• **Task statement**: Copy out each line that mentions the word "color".

## Begin Data for the task

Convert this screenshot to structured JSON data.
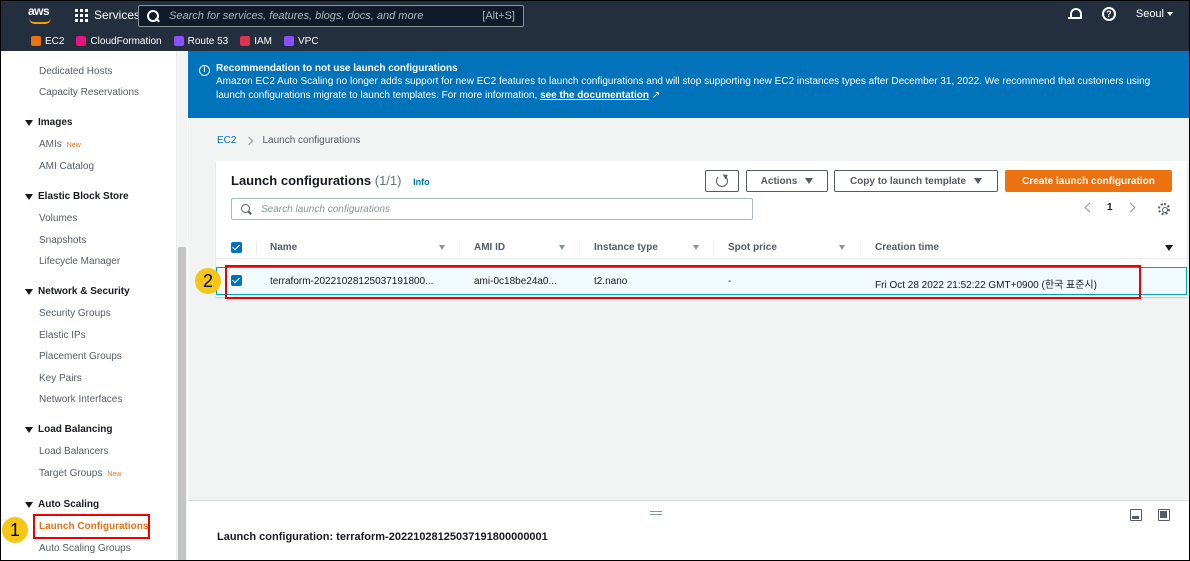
{
  "topnav": {
    "logo": "aws",
    "services_label": "Services",
    "search_placeholder": "Search for services, features, blogs, docs, and more",
    "search_shortcut": "[Alt+S]",
    "region": "Seoul"
  },
  "favorites": [
    {
      "label": "EC2",
      "color": "#ec7211"
    },
    {
      "label": "CloudFormation",
      "color": "#e7157b"
    },
    {
      "label": "Route 53",
      "color": "#8c4fff"
    },
    {
      "label": "IAM",
      "color": "#dd344c"
    },
    {
      "label": "VPC",
      "color": "#8c4fff"
    }
  ],
  "sidebar": {
    "items_top": [
      "Dedicated Hosts",
      "Capacity Reservations"
    ],
    "images": {
      "heading": "Images",
      "amis": "AMIs",
      "amis_badge": "New",
      "ami_catalog": "AMI Catalog"
    },
    "ebs": {
      "heading": "Elastic Block Store",
      "items": [
        "Volumes",
        "Snapshots",
        "Lifecycle Manager"
      ]
    },
    "network": {
      "heading": "Network & Security",
      "items": [
        "Security Groups",
        "Elastic IPs",
        "Placement Groups",
        "Key Pairs",
        "Network Interfaces"
      ]
    },
    "lb": {
      "heading": "Load Balancing",
      "load_balancers": "Load Balancers",
      "target_groups": "Target Groups",
      "target_groups_badge": "New"
    },
    "asg": {
      "heading": "Auto Scaling",
      "launch_configurations": "Launch Configurations",
      "auto_scaling_groups": "Auto Scaling Groups"
    }
  },
  "annotations": {
    "marker1": "1",
    "marker2": "2"
  },
  "banner": {
    "title": "Recommendation to not use launch configurations",
    "body": "Amazon EC2 Auto Scaling no longer adds support for new EC2 features to launch configurations and will stop supporting new EC2 instances types after December 31, 2022. We recommend that customers using launch configurations migrate to launch templates. For more information,",
    "link": "see the documentation"
  },
  "breadcrumb": {
    "root": "EC2",
    "current": "Launch configurations"
  },
  "panel": {
    "title": "Launch configurations",
    "count": "(1/1)",
    "info": "Info",
    "actions_label": "Actions",
    "copy_label": "Copy to launch template",
    "create_label": "Create launch configuration",
    "search_placeholder": "Search launch configurations",
    "page": "1"
  },
  "table": {
    "columns": [
      "Name",
      "AMI ID",
      "Instance type",
      "Spot price",
      "Creation time"
    ],
    "rows": [
      {
        "name": "terraform-20221028125037191800...",
        "ami_id": "ami-0c18be24a0...",
        "instance_type": "t2.nano",
        "spot_price": "-",
        "creation_time": "Fri Oct 28 2022 21:52:22 GMT+0900 (한국 표준시)"
      }
    ]
  },
  "details": {
    "title": "Launch configuration: terraform-20221028125037191800000001"
  }
}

## End Data for the task

• **Complete answer**:
      "color": "#ec7211"
      "color": "#e7157b"
      "color": "#8c4fff"
      "color": "#dd344c"
      "color": "#8c4fff"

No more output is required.